**SELECTED PASSAGE**
•••••

Great Tweto, most people will run the motor/engines but forget to load the generator itself. You will be checking the generator for good output etc. But, you will also be warming up the bearings, run out any moisture that may be in the coils. It will also make sure the engine does operate with a load on it, Any electric heater will do but find one that will have several settings on it so you can check at full load and partial load. Some generators will hunt or vary the rpm (freq) with light loads on them. Some of the larger generators do not regulate with a light load. we used a diesel gen. (from telephone co.) at one of our ham radio field day weekends and since most tranceivers dont put that much load on the gen it did hunt and run over and under rpms until we loaded it down with a heater. This generator was really overkill for what we needed but the loan was a gift ) so we made do with it. Just that we were putting such a light load on it that it was like no load at all. It was like 50kw or somewhere in that range.:congrat:


----------



## Clarice (Aug 19, 2010)

Reminded DH to check the generator over the holidays. Good thing. It would not start. A very small particle of trash had clogged the gas line. Up and running now and he promises to run it once every month from now on.


----------



## hkhnz (Jan 15, 2012)

*Additives*

Funny, but I've never used stabilizers. My father has suggested this, but I really don't keep a lot of gas in the generator while storing. I usually keep it in the can and then fill up the car with the canned gas when it reaches 4 months old. Haven't had problems yet, but I may keep some of this stuff on hand just in case. Thanks for all of the good comments here.

•••••

**DATA EXCERPT**
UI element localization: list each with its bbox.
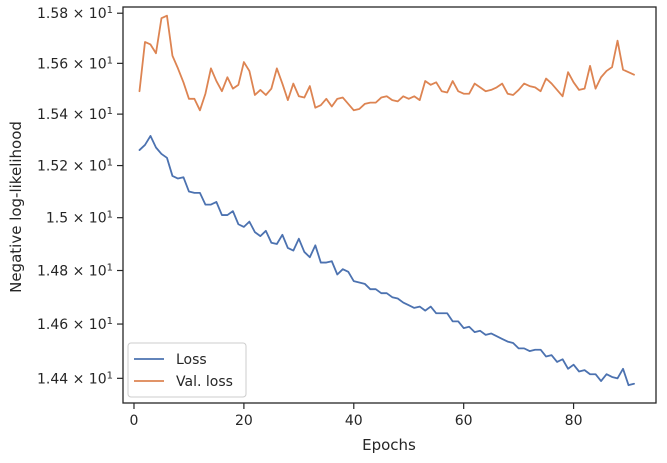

•••••

**TO BE DONE**
A. Answer these from the generator thread:
(i) What appliance does the first post suggest using to load the generator?
(ii) In the post dated Aug 19, 2010, what had clogged the gas line?
(iii) In the post dated Jan 15, 2012, at what age is the canned gas used to fill up the car?
B. Extract the stretch of the generator thread that opens with the words containing "## hkhnz (Jan" and closes with "good comments here.", copying it exactly.
Base your answers only on the generator thread.

**RESULTS OF THE TASKS**
A.
(i) Any electric heater, ideally one with several settings.
(ii) A very small particle of trash.
(iii) When it reaches 4 months old.

B.
## hkhnz (Jan 15, 2012)

*Additives*

Funny, but I've never used stabilizers. My father has suggested this, but I really don't keep a lot of gas in the generator while storing. I usually keep it in the can and then fill up the car with the canned gas when it reaches 4 months old. Haven't had problems yet, but I may keep some of this stuff on hand just in case. Thanks for all of the good comments here.